╔══
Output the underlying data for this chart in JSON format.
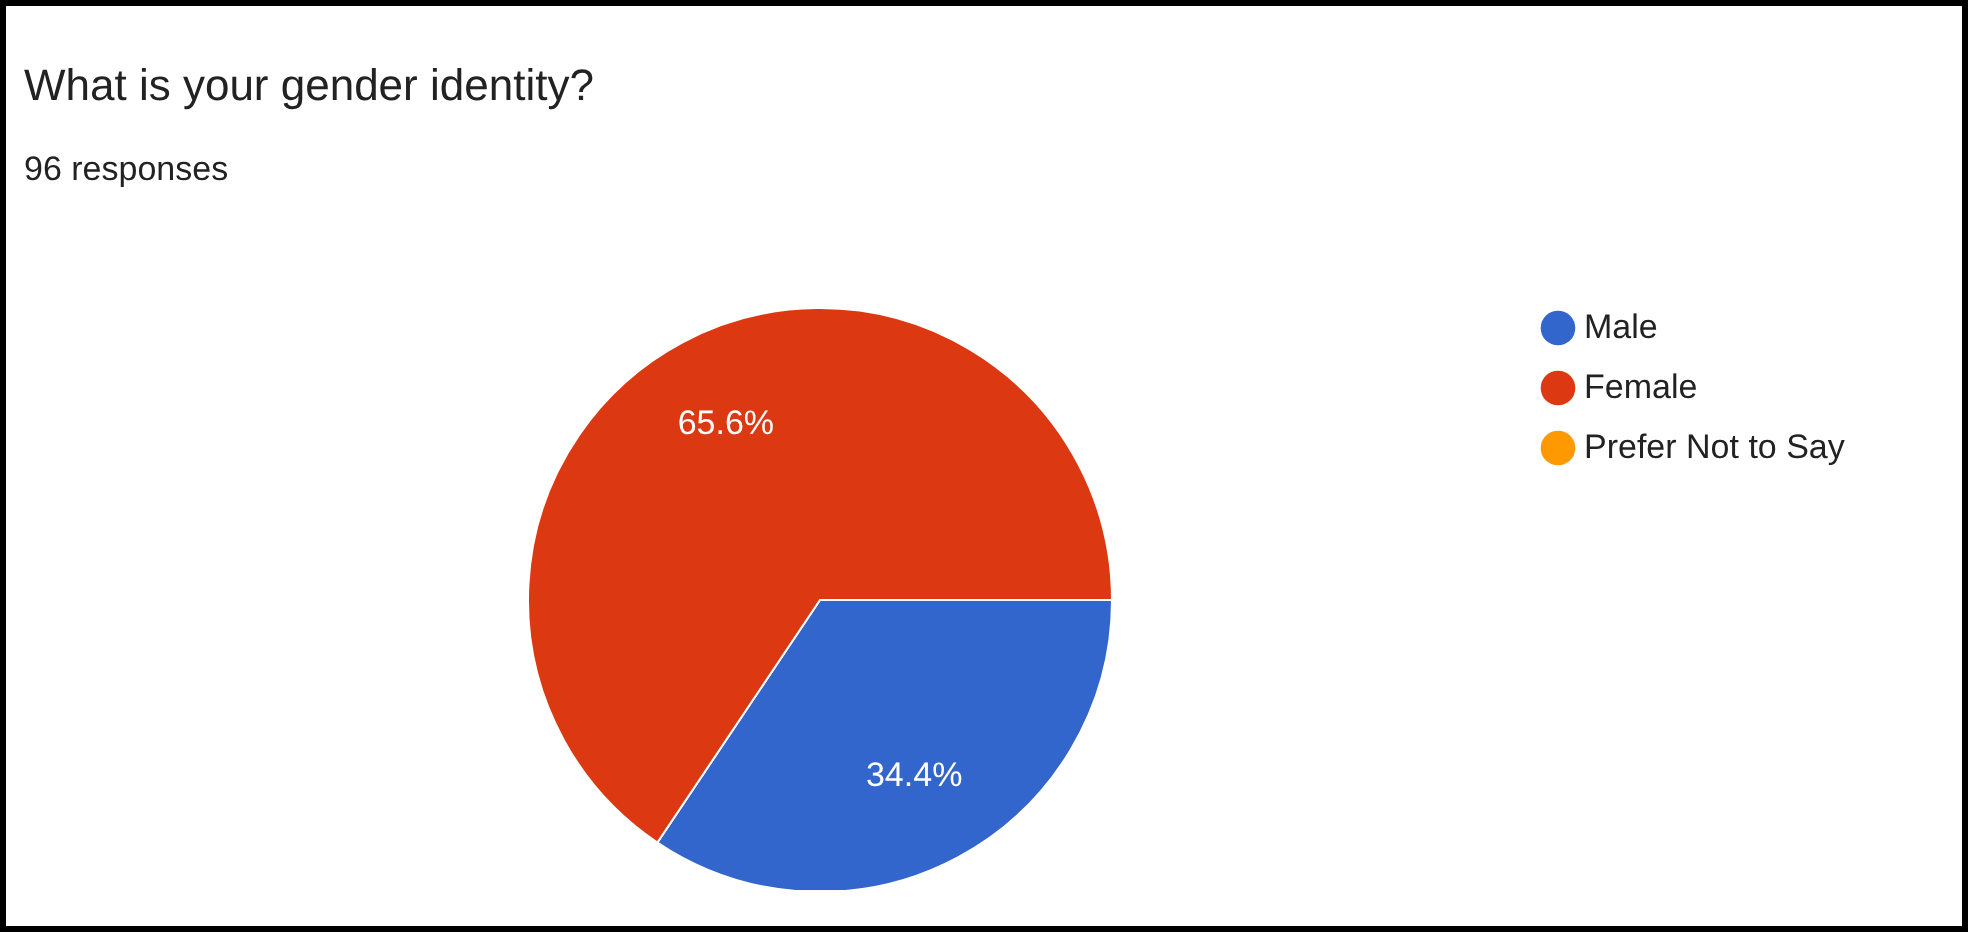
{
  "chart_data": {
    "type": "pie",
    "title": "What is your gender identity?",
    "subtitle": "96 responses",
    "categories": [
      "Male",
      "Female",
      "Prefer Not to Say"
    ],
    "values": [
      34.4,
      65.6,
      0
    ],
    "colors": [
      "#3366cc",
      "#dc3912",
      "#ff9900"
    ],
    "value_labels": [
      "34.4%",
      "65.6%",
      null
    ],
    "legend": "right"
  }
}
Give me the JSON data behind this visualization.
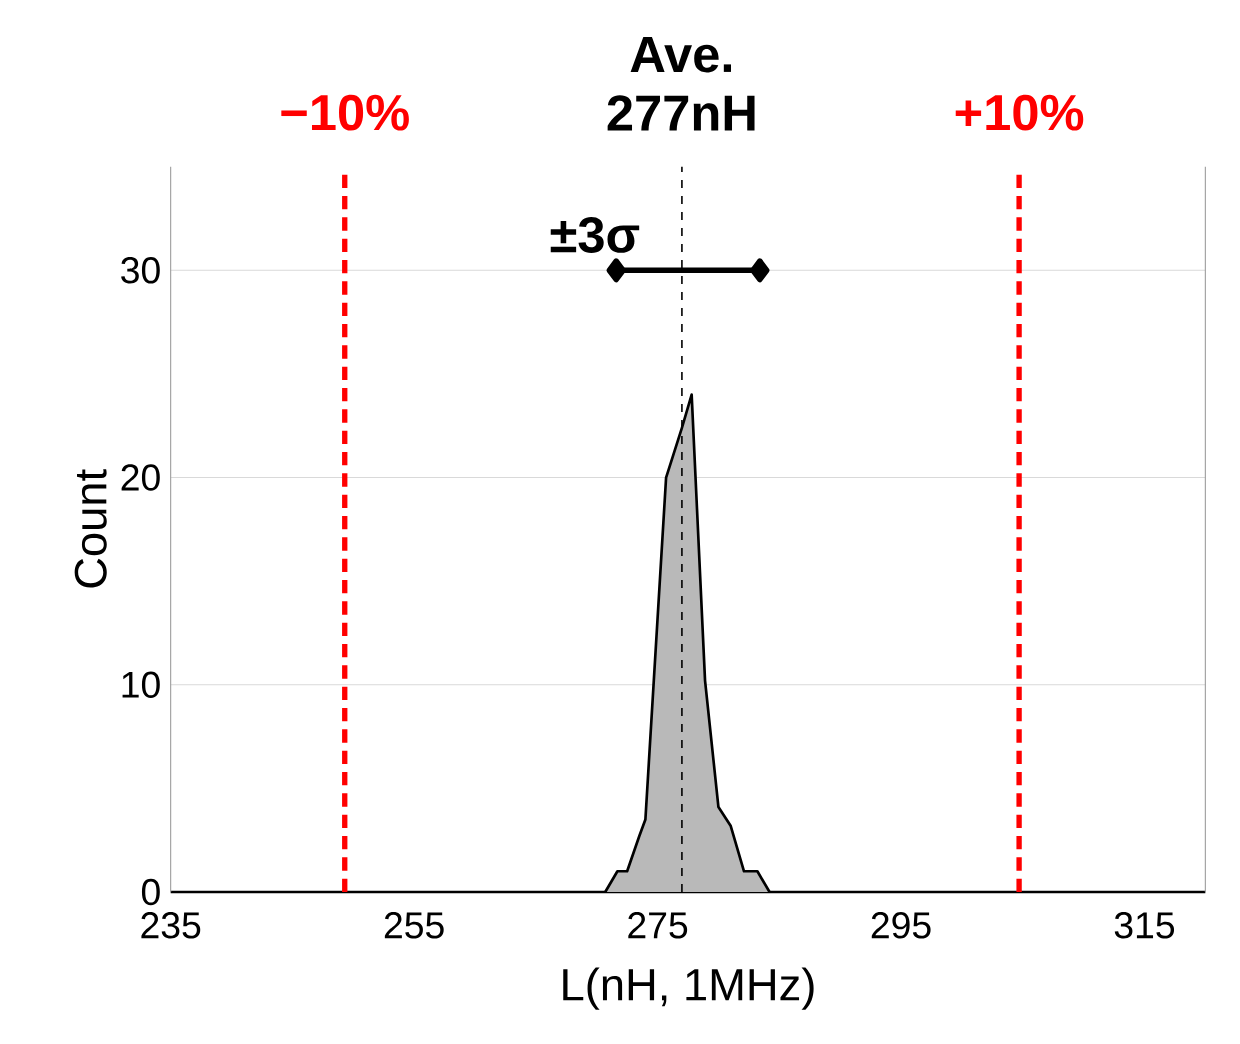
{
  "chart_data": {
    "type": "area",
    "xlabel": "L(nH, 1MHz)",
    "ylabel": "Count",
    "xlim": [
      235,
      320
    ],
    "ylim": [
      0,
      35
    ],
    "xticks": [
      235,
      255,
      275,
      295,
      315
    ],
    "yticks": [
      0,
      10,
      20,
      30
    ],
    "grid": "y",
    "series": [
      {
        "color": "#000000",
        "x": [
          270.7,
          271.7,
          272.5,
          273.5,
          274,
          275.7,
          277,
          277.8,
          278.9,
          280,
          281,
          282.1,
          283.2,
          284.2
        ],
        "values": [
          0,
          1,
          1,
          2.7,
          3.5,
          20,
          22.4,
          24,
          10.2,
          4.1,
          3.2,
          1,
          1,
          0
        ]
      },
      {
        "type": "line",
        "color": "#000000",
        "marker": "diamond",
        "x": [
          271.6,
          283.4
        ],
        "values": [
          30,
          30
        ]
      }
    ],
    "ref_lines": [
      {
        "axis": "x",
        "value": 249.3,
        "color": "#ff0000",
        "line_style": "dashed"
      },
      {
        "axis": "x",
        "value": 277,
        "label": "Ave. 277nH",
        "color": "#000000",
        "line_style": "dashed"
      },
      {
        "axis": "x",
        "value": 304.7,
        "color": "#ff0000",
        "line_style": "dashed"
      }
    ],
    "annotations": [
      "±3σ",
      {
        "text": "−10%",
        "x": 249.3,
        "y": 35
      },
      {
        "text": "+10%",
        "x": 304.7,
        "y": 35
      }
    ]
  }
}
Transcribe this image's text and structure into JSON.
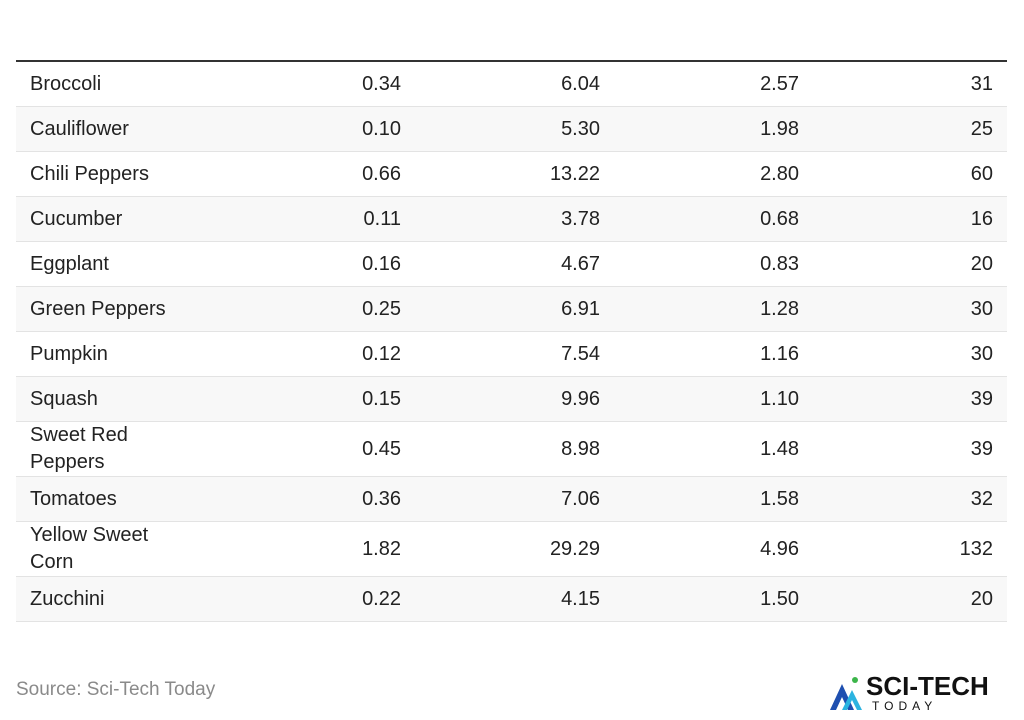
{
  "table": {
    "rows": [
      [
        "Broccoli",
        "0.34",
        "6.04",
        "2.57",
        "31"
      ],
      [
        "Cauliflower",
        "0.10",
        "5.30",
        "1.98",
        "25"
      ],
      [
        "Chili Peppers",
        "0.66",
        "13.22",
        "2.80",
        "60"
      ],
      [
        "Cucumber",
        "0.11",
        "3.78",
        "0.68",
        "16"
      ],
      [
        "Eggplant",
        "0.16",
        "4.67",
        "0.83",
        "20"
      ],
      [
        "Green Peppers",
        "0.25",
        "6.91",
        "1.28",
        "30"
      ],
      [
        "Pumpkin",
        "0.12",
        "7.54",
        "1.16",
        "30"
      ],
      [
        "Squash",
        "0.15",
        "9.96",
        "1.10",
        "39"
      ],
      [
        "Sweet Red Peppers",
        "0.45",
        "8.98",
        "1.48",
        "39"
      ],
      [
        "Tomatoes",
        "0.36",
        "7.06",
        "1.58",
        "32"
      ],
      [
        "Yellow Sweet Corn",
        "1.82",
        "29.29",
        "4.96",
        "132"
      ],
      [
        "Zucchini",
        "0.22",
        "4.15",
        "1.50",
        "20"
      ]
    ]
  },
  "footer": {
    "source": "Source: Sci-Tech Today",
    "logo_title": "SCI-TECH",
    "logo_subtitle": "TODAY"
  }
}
╚══
## Task instructions:
The answer is a single number: how many lines include the word "JSON"?

## The reply:
3